Directions for this task:
Read the entries below and pull out each line with the string "课程教学处".

Dataset items:
● ● ● ●

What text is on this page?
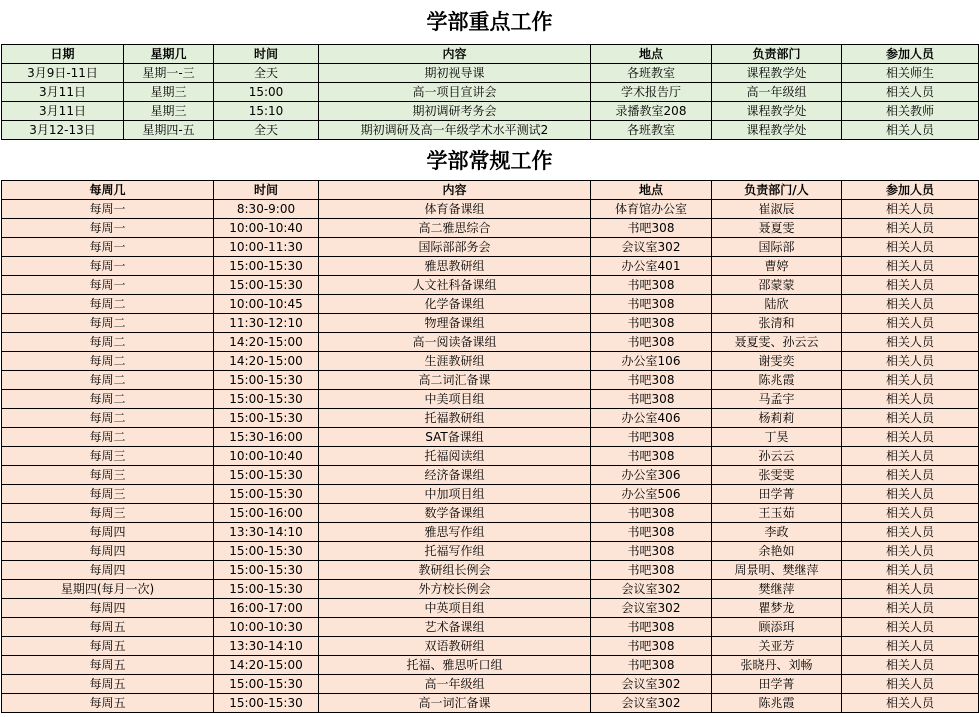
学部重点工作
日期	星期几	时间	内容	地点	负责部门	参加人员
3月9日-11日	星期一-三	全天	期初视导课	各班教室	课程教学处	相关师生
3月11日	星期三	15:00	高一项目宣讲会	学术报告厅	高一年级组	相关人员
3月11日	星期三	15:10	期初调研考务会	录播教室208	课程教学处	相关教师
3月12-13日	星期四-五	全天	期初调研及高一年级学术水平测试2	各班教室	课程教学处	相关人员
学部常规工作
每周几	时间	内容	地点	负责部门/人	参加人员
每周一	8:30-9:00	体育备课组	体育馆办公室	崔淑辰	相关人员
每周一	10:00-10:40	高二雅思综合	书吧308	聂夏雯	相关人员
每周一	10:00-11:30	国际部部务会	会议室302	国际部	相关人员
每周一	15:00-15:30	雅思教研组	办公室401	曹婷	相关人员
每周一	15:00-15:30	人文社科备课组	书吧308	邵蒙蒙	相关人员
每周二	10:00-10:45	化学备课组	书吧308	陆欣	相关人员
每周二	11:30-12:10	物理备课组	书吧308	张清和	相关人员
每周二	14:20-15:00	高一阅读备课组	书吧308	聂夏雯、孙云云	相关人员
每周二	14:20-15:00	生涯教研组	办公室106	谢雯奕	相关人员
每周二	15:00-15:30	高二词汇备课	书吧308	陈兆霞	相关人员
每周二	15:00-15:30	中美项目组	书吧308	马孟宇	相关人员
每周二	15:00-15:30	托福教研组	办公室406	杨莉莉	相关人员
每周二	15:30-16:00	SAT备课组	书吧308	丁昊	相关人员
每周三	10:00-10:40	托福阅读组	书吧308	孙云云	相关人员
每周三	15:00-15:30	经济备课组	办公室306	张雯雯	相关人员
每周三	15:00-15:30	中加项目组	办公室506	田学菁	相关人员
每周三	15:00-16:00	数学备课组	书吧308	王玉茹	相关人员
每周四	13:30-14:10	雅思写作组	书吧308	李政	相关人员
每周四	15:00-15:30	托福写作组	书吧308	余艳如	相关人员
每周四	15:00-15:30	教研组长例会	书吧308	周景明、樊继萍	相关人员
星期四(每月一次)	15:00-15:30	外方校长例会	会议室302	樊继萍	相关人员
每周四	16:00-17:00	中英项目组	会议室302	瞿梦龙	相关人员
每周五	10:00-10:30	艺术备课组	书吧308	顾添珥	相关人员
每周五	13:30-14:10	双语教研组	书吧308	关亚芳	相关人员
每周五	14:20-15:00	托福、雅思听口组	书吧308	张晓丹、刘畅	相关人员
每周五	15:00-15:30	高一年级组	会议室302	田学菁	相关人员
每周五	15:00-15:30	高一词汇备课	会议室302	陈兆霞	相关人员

● ● ● ●

Task solution:
3月9日-11日	星期一-三	全天	期初视导课	各班教室	课程教学处	相关师生
3月11日	星期三	15:10	期初调研考务会	录播教室208	课程教学处	相关教师
3月12-13日	星期四-五	全天	期初调研及高一年级学术水平测试2	各班教室	课程教学处	相关人员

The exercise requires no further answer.